▶ [What to do] Copy every line from the material below that holds "left".

▶ [Data to use]
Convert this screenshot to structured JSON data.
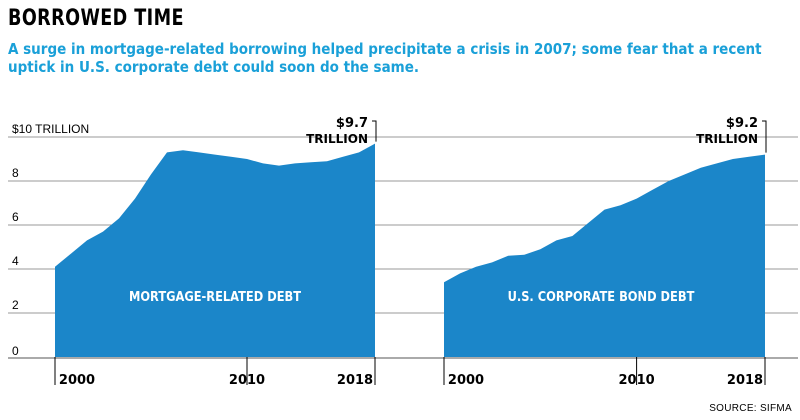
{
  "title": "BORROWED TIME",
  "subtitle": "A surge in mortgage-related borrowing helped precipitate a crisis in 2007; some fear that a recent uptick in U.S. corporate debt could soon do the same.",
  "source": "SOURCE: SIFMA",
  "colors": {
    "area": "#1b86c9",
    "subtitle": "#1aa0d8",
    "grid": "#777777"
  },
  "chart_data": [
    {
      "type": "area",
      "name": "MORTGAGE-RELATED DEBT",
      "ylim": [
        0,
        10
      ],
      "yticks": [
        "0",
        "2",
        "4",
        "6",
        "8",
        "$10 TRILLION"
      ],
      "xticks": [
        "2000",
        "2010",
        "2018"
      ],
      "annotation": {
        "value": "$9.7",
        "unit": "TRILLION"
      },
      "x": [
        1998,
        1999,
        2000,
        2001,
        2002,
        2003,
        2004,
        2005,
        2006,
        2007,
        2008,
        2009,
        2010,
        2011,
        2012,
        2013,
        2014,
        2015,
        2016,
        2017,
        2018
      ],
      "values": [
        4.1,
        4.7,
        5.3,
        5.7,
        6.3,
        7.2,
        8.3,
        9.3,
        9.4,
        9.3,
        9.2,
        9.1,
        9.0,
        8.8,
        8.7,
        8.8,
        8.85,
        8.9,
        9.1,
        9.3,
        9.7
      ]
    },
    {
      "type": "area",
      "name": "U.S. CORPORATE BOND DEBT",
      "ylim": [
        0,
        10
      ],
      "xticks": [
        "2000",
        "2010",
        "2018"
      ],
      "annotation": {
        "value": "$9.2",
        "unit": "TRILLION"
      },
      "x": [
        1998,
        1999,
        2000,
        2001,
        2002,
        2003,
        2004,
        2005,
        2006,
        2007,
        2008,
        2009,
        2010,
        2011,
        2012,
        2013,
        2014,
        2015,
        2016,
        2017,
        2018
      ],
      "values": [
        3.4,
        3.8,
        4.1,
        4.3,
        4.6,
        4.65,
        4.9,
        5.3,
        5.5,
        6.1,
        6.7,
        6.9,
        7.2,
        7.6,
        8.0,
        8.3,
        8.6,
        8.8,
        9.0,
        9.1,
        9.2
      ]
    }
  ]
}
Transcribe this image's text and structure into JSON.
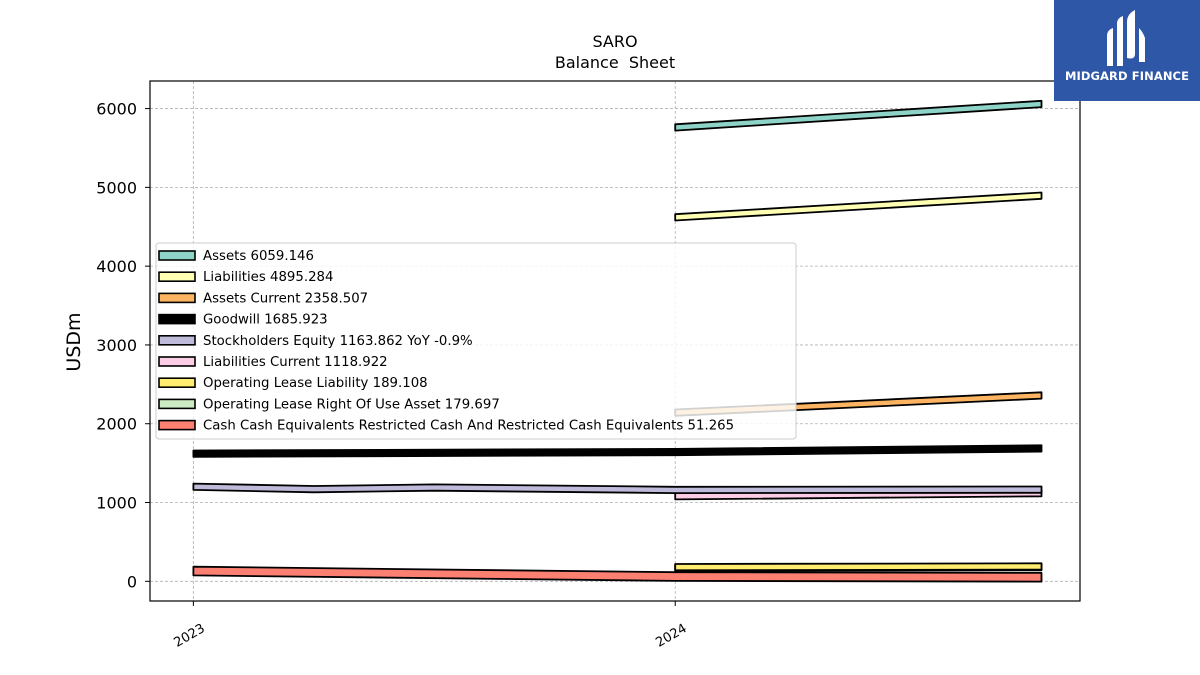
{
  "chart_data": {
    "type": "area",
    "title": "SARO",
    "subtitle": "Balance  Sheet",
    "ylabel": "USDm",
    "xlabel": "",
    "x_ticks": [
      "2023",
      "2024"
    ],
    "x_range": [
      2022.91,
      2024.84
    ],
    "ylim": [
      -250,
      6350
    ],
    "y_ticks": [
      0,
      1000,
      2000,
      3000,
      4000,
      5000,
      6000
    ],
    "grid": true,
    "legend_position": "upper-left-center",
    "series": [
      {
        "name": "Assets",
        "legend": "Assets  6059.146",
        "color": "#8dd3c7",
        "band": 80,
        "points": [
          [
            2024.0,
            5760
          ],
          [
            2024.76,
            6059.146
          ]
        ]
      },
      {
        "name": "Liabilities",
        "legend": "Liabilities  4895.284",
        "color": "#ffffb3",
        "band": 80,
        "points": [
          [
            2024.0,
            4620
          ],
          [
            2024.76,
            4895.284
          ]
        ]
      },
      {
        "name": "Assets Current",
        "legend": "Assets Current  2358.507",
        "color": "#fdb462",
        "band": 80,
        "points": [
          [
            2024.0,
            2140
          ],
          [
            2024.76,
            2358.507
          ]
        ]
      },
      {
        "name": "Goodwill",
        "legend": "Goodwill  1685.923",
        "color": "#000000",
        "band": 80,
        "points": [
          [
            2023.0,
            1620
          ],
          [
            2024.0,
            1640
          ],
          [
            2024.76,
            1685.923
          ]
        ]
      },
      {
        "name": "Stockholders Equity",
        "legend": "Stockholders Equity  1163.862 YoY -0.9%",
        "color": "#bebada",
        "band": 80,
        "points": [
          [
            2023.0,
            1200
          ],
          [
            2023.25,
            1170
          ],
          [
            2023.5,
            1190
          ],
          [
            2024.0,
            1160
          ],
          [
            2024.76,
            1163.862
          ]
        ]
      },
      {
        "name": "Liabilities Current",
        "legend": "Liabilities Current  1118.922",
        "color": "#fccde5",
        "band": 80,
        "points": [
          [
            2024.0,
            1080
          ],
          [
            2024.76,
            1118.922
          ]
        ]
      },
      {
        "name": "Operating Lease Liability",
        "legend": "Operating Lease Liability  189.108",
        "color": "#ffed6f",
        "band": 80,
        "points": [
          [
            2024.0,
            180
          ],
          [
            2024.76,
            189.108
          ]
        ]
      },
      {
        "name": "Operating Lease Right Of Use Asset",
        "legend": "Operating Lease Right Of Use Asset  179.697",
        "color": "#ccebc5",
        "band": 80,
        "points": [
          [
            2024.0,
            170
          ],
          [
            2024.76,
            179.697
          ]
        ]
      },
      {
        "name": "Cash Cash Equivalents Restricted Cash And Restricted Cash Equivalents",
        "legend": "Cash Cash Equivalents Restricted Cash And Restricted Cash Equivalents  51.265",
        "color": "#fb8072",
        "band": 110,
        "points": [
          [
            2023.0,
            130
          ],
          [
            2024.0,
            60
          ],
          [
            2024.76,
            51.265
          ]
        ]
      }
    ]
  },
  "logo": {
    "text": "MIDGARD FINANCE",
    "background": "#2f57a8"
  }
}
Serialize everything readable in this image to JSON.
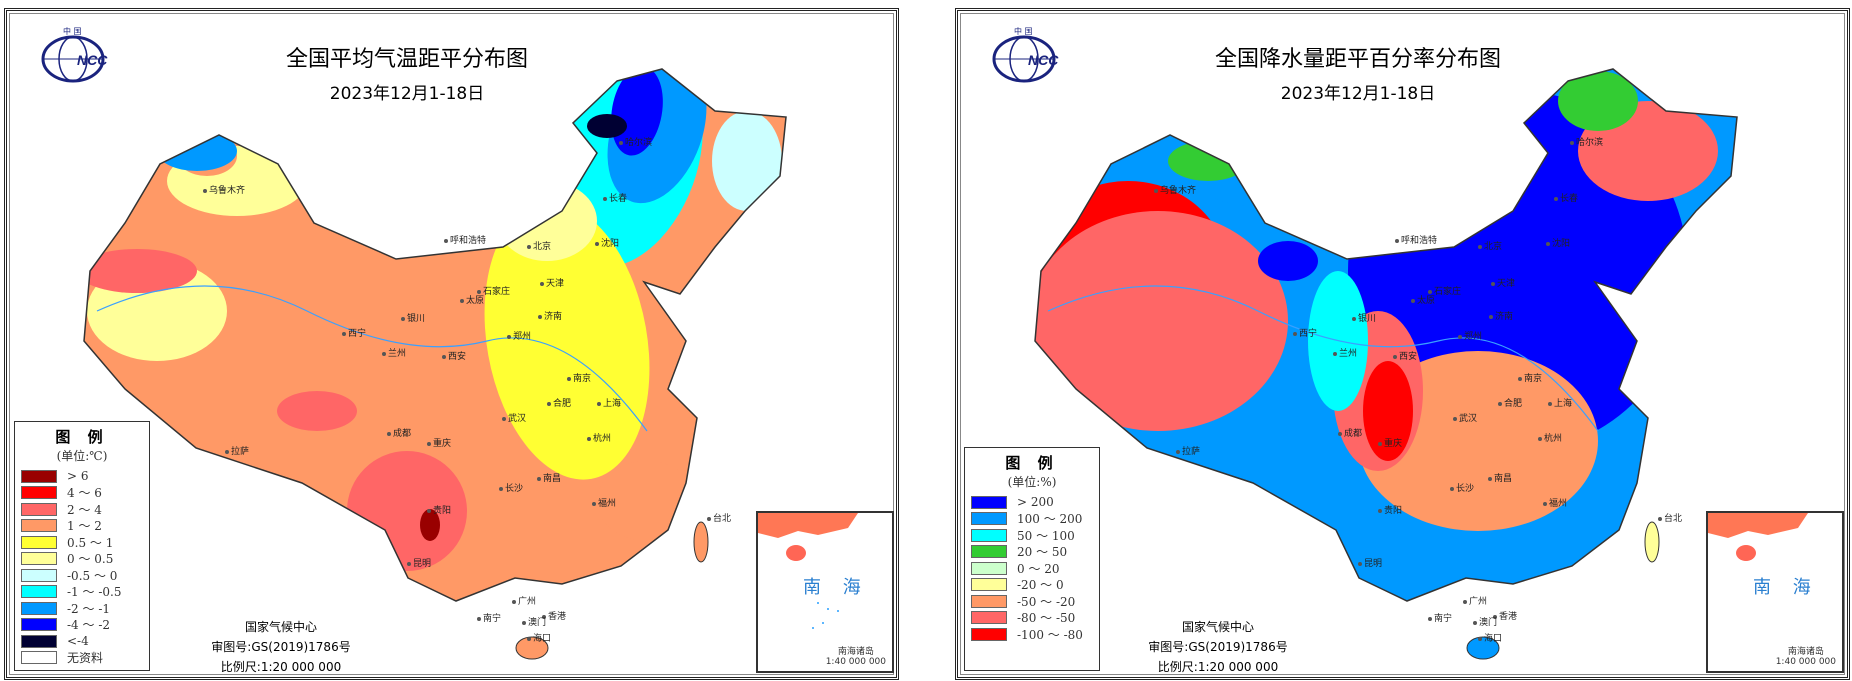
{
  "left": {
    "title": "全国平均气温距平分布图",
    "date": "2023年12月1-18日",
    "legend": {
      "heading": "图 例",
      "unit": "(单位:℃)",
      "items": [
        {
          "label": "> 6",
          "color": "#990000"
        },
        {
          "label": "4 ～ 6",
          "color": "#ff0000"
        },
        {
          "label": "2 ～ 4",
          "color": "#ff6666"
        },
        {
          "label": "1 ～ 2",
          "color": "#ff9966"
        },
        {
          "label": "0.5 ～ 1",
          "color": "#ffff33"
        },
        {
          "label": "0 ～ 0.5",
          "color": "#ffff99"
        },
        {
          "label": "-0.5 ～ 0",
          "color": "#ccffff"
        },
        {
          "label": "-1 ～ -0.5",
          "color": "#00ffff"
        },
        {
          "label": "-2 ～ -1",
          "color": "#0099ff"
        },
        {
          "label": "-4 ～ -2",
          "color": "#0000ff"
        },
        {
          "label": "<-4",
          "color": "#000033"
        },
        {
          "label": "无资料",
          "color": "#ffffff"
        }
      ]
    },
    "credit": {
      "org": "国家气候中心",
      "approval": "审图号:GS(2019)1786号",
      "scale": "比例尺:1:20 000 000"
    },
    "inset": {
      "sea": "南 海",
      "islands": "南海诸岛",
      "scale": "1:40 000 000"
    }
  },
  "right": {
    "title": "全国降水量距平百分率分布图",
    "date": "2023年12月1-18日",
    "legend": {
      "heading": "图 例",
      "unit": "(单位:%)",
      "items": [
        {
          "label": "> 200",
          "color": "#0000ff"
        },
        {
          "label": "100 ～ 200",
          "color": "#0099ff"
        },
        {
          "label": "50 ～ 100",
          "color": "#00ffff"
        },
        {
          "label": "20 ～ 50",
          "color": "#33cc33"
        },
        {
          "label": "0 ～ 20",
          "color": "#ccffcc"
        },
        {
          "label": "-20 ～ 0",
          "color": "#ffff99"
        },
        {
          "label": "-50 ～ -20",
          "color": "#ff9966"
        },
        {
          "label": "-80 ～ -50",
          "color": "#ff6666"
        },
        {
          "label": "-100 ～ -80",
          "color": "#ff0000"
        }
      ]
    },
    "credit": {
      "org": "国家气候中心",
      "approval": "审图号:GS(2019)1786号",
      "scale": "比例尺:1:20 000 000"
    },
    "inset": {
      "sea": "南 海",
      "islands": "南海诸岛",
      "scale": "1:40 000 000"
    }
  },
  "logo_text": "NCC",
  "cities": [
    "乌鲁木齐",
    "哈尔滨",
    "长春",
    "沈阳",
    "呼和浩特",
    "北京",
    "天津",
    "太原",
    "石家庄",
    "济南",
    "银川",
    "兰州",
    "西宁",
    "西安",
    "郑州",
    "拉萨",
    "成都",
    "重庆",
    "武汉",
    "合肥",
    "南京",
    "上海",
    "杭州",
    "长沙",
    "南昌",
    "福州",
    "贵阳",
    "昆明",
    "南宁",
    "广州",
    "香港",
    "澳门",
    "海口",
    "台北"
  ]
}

▶ [Output of the task]
    "legend_position": "upper-left-center",
  "left": {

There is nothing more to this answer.